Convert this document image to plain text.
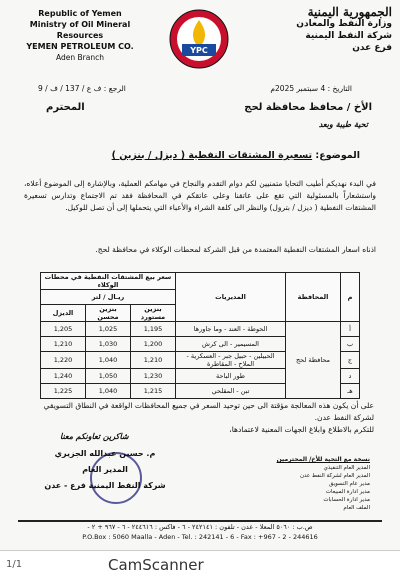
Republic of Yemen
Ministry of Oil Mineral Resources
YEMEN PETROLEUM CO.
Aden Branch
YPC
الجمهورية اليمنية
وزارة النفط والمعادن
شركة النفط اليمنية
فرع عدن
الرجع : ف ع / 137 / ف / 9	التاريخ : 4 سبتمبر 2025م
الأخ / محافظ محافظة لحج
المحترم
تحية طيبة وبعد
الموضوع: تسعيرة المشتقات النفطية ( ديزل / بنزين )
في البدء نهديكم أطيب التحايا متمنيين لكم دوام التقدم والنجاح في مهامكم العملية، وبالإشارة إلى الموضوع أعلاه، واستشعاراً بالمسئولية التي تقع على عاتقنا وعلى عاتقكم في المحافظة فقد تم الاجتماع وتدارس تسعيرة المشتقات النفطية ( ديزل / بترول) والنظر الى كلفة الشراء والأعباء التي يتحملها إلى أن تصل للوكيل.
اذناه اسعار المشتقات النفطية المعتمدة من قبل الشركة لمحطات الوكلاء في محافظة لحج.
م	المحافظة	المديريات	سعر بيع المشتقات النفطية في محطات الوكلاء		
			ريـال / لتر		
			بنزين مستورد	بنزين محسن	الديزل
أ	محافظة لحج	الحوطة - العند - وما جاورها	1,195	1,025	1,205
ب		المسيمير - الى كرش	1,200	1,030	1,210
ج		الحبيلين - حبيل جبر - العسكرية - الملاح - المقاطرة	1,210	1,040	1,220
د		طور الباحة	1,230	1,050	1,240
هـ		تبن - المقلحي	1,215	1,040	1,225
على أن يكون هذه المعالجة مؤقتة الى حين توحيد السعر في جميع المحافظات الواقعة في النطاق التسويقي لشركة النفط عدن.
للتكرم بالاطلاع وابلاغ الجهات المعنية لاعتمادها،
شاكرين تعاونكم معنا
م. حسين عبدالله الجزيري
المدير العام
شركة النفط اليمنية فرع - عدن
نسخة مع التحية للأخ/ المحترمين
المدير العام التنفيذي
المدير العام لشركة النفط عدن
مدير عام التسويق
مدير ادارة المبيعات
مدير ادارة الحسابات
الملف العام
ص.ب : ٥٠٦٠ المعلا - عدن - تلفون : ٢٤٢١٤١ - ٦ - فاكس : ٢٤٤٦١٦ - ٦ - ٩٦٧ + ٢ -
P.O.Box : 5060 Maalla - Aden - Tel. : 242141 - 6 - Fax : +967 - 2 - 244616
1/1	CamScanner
····················
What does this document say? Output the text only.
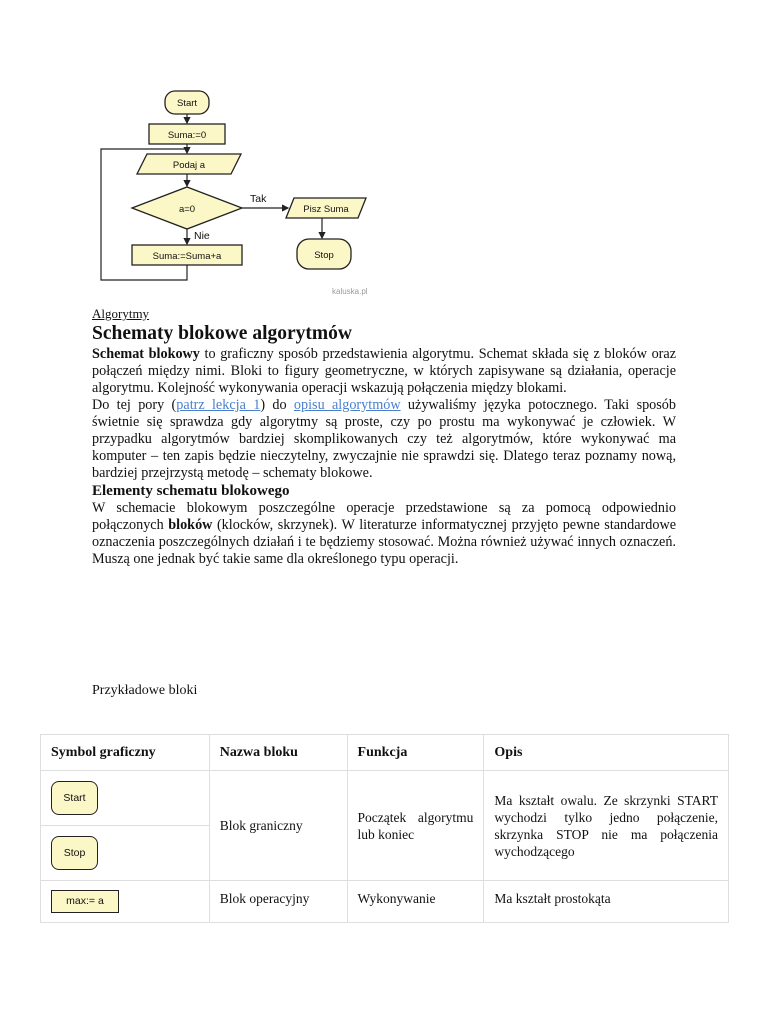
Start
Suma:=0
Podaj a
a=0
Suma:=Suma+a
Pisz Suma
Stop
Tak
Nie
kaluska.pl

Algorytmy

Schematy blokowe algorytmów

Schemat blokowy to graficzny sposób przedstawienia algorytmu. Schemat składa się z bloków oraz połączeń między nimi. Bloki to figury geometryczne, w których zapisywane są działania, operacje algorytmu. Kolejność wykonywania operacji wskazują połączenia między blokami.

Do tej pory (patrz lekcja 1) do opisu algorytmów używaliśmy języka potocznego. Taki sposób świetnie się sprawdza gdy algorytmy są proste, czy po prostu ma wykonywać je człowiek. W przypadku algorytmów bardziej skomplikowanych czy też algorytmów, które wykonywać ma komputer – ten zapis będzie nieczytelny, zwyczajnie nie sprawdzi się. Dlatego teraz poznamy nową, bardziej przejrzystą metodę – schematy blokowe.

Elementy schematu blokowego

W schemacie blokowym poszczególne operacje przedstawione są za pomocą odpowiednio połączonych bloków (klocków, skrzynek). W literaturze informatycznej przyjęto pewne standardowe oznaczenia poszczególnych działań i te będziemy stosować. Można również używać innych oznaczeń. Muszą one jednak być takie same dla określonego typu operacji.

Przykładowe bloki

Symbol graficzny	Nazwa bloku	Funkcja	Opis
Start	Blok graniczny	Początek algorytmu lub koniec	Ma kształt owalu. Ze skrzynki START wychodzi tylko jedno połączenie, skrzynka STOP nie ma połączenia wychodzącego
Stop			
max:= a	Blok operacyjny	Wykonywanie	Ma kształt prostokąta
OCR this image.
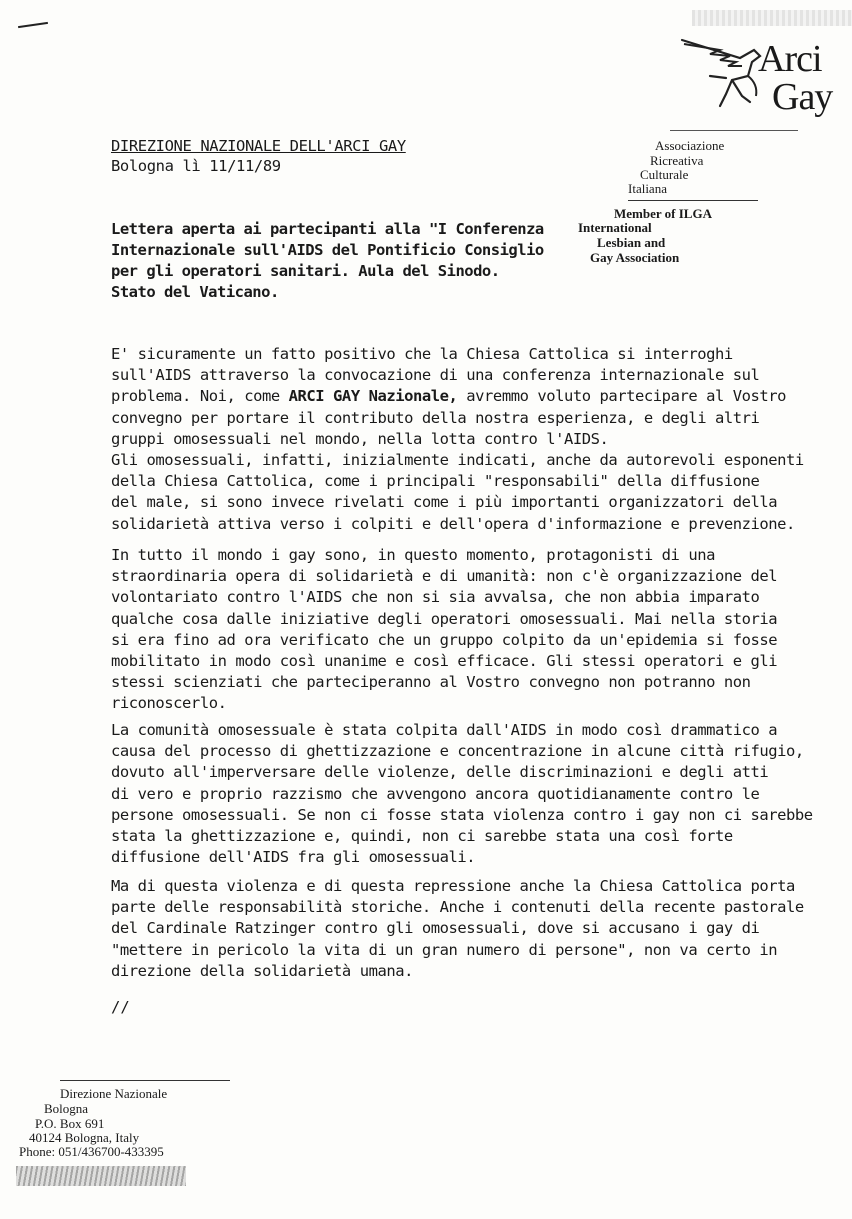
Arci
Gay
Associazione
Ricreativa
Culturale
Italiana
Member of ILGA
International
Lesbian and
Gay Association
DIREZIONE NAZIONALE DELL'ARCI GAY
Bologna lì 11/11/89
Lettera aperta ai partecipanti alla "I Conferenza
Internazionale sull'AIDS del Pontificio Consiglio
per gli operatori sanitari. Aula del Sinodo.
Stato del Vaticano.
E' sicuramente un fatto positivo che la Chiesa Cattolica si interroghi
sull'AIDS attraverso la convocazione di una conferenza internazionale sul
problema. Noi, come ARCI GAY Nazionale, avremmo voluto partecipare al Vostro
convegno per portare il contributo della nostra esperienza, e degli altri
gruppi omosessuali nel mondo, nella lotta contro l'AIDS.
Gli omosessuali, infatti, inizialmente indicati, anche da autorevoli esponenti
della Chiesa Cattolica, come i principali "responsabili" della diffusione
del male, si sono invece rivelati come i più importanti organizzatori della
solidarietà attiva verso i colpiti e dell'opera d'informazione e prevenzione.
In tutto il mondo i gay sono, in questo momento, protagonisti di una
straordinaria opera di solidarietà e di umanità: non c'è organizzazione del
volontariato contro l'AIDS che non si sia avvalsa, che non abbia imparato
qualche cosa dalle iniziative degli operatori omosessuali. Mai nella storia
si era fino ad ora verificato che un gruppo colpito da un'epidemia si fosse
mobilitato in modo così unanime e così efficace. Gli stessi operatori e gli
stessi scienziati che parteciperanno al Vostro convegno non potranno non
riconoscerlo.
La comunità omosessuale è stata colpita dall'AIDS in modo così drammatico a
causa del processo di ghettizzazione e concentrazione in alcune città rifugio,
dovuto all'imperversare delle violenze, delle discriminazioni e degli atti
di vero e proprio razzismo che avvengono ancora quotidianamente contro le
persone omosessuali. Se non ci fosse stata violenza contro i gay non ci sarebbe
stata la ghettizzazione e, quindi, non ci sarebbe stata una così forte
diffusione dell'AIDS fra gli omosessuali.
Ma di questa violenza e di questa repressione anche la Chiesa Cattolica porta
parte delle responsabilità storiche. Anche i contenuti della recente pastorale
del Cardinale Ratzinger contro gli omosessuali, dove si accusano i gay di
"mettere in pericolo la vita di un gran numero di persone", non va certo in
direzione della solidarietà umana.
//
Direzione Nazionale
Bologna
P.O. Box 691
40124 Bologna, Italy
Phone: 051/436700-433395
····················
Return the lines of the records that include the string "sarebbe".

persone omosessuali. Se non ci fosse stata violenza contro i gay non ci sarebbe
stata la ghettizzazione e, quindi, non ci sarebbe stata una così forte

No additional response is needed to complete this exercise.